Search the data for the string "with" and extract every line where it appears.

### [MATERIAL PROVIDED]
----------------
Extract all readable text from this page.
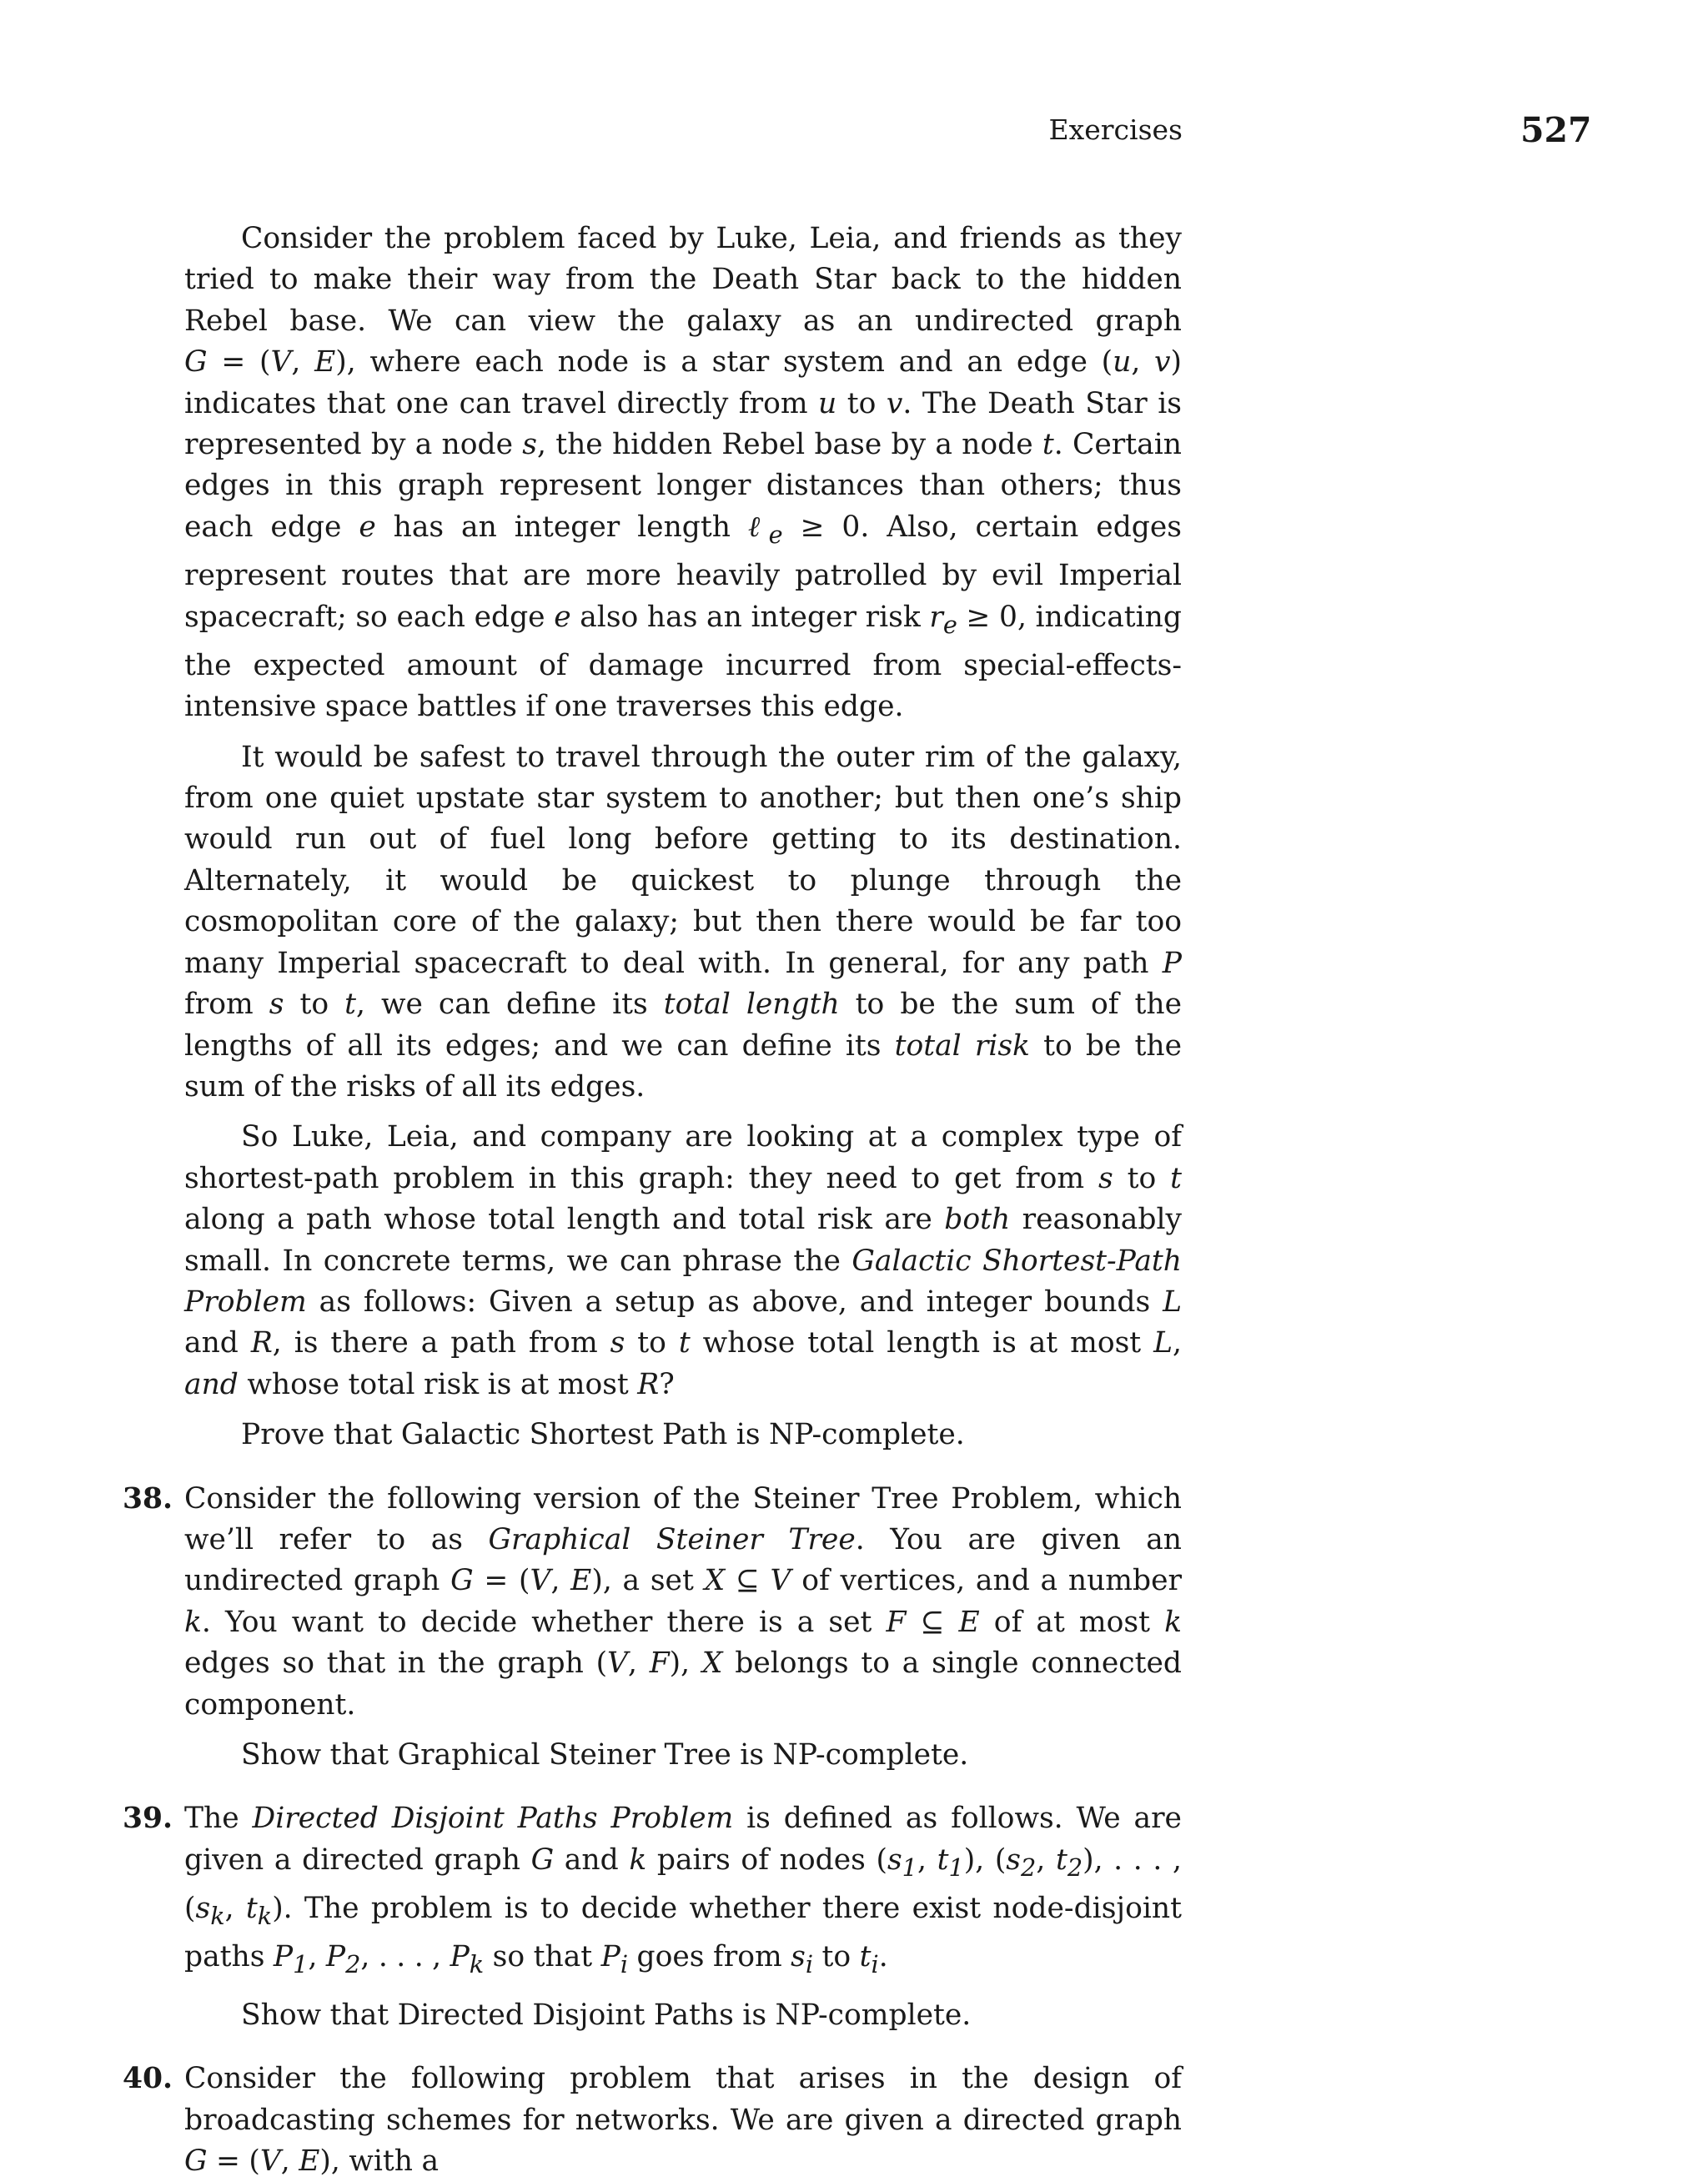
Exercises	527

Consider the problem faced by Luke, Leia, and friends as they tried to make their way from the Death Star back to the hidden Rebel base. We can view the galaxy as an undirected graph G = (V, E), where each node is a star system and an edge (u, v) indicates that one can travel directly from u to v. The Death Star is represented by a node s, the hidden Rebel base by a node t. Certain edges in this graph represent longer distances than others; thus each edge e has an integer length ℓ$_e$ ≥ 0. Also, certain edges represent routes that are more heavily patrolled by evil Imperial spacecraft; so each edge e also has an integer risk $r_e \ge 0$, indicating the expected amount of damage incurred from special-effects-intensive space battles if one traverses this edge.

It would be safest to travel through the outer rim of the galaxy, from one quiet upstate star system to another; but then one’s ship would run out of fuel long before getting to its destination. Alternately, it would be quickest to plunge through the cosmopolitan core of the galaxy; but then there would be far too many Imperial spacecraft to deal with. In general, for any path P from s to t, we can define its total length to be the sum of the lengths of all its edges; and we can define its total risk to be the sum of the risks of all its edges.

So Luke, Leia, and company are looking at a complex type of shortest-path problem in this graph: they need to get from s to t along a path whose total length and total risk are both reasonably small. In concrete terms, we can phrase the Galactic Shortest-Path Problem as follows: Given a setup as above, and integer bounds L and R, is there a path from s to t whose total length is at most L, and whose total risk is at most R?

Prove that Galactic Shortest Path is NP-complete.

38. Consider the following version of the Steiner Tree Problem, which we’ll refer to as Graphical Steiner Tree. You are given an undirected graph G = (V, E), a set X ⊆ V of vertices, and a number k. You want to decide whether there is a set F ⊆ E of at most k edges so that in the graph (V, F), X belongs to a single connected component.

Show that Graphical Steiner Tree is NP-complete.

39. The Directed Disjoint Paths Problem is defined as follows. We are given a directed graph G and k pairs of nodes ($s_1$, $t_1$), ($s_2$, $t_2$), . . . , ($s_k$, $t_k$). The problem is to decide whether there exist node-disjoint paths $P_1$, $P_2$, . . . , $P_k$ so that $P_i$ goes from $s_i$ to $t_i$.

Show that Directed Disjoint Paths is NP-complete.

40. Consider the following problem that arises in the design of broadcasting schemes for networks. We are given a directed graph G = (V, E), with a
----------------
### [FULL OUTPUT]
It would be safest to travel through the outer rim of the galaxy, from one quiet upstate star system to another; but then one’s ship would run out of fuel long before getting to its destination. Alternately, it would be quickest to plunge through the cosmopolitan core of the galaxy; but then there would be far too many Imperial spacecraft to deal with. In general, for any path P from s to t, we can define its total length to be the sum of the lengths of all its edges; and we can define its total risk to be the sum of the risks of all its edges.
40. Consider the following problem that arises in the design of broadcasting schemes for networks. We are given a directed graph G = (V, E), with a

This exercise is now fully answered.